Set exercise: Show every line containing "何处无竹柏" by copying it.

Data for the task:
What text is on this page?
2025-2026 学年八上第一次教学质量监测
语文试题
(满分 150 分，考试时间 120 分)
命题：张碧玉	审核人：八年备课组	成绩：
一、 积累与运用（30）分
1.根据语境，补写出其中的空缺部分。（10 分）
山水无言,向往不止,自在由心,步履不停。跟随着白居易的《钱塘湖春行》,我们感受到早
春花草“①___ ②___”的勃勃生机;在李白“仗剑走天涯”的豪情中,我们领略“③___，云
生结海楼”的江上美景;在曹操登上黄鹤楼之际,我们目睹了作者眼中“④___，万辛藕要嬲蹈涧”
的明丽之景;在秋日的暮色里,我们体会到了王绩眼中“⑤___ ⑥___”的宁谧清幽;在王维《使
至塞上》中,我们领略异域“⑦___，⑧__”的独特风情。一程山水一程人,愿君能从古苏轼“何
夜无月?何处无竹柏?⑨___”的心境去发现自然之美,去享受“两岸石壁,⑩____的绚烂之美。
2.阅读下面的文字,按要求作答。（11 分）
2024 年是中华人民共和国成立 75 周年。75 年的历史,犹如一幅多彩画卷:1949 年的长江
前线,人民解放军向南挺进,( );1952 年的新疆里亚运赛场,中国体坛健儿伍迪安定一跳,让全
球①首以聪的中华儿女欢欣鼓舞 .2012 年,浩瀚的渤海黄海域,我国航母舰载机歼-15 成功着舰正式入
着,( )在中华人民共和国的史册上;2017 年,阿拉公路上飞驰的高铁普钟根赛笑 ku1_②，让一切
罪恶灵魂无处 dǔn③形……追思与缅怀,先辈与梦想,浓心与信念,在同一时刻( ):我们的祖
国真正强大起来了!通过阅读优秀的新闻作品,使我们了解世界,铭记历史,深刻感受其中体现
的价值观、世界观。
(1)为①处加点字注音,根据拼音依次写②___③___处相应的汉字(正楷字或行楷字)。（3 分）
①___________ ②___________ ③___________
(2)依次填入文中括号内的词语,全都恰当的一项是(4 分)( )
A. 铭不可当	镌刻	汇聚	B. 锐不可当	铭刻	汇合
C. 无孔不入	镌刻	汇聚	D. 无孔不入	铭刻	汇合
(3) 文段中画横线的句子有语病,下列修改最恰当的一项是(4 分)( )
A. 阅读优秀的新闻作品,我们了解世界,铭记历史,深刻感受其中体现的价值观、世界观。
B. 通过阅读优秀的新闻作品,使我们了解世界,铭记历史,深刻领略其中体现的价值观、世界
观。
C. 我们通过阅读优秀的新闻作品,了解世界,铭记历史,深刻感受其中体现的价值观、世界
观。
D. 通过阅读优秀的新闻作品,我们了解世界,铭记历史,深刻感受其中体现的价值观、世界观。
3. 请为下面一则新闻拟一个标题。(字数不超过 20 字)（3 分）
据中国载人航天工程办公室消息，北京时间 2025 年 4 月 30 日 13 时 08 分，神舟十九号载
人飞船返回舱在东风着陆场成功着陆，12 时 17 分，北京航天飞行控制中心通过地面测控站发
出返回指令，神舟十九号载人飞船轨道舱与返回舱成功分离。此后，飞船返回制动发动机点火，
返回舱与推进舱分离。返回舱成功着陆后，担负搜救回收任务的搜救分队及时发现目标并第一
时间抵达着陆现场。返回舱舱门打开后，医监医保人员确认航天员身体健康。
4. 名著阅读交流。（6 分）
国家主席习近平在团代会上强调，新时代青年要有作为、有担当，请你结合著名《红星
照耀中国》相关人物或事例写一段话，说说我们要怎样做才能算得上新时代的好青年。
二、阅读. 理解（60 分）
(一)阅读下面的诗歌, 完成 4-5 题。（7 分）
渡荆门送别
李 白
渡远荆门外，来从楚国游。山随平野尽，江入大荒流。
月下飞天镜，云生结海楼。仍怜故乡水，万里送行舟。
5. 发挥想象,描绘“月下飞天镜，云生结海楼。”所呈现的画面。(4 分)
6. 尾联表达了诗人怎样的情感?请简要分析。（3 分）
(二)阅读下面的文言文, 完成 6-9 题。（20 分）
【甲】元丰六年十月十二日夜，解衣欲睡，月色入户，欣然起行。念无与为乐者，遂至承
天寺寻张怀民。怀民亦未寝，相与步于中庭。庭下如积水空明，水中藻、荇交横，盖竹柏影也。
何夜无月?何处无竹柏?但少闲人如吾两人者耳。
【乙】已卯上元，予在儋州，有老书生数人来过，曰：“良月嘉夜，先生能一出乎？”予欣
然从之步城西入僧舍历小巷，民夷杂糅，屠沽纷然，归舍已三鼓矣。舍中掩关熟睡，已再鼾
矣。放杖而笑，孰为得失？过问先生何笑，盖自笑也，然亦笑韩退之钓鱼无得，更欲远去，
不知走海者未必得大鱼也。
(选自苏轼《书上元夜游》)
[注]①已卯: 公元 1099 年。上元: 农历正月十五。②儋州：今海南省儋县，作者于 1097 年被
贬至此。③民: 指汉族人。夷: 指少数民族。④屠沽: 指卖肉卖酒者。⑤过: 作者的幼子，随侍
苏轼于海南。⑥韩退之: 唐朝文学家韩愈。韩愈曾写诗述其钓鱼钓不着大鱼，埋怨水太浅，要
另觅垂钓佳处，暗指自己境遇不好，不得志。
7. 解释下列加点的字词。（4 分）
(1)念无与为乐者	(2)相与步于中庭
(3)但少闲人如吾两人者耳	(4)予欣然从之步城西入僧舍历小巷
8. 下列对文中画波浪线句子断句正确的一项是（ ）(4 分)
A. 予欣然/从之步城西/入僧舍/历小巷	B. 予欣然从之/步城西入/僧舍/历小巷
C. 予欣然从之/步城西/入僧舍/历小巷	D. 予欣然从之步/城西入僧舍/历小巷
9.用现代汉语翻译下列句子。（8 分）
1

Full output:
夜无月?何处无竹柏?⑨___”的心境去发现自然之美,去享受“两岸石壁,⑩____的绚烂之美。
何夜无月?何处无竹柏?但少闲人如吾两人者耳。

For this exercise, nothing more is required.